§ Required work
Gather, from the data below, each line in which the word "juiste" occurs.

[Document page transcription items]

****************

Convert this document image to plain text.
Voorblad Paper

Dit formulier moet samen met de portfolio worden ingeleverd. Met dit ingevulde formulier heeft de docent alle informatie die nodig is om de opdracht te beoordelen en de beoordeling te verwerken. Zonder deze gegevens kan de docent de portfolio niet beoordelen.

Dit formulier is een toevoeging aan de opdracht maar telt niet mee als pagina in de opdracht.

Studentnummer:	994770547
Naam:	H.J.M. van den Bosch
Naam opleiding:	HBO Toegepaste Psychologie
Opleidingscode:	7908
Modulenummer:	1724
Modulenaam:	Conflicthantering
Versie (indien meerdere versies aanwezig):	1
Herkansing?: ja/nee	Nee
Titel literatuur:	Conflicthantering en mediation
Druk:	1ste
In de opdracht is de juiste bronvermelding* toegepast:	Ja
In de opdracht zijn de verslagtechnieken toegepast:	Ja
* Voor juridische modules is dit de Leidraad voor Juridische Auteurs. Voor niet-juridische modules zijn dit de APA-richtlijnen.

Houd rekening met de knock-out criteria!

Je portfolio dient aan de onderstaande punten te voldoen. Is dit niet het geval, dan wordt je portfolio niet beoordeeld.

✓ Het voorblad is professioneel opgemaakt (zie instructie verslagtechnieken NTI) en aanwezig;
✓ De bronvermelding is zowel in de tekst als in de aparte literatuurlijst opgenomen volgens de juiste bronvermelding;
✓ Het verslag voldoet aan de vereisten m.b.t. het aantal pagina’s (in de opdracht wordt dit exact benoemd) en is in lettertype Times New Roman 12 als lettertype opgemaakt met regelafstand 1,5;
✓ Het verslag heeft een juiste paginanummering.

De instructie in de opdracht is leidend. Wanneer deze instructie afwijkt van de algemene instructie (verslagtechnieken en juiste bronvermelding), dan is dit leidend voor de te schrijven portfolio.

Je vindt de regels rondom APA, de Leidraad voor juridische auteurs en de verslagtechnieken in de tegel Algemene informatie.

****************

§ Task result
In de opdracht is de juiste bronvermelding* toegepast:	Ja
✓ De bronvermelding is zowel in de tekst als in de aparte literatuurlijst opgenomen volgens de juiste bronvermelding;
✓ Het verslag heeft een juiste paginanummering.
De instructie in de opdracht is leidend. Wanneer deze instructie afwijkt van de algemene instructie (verslagtechnieken en juiste bronvermelding), dan is dit leidend voor de te schrijven portfolio.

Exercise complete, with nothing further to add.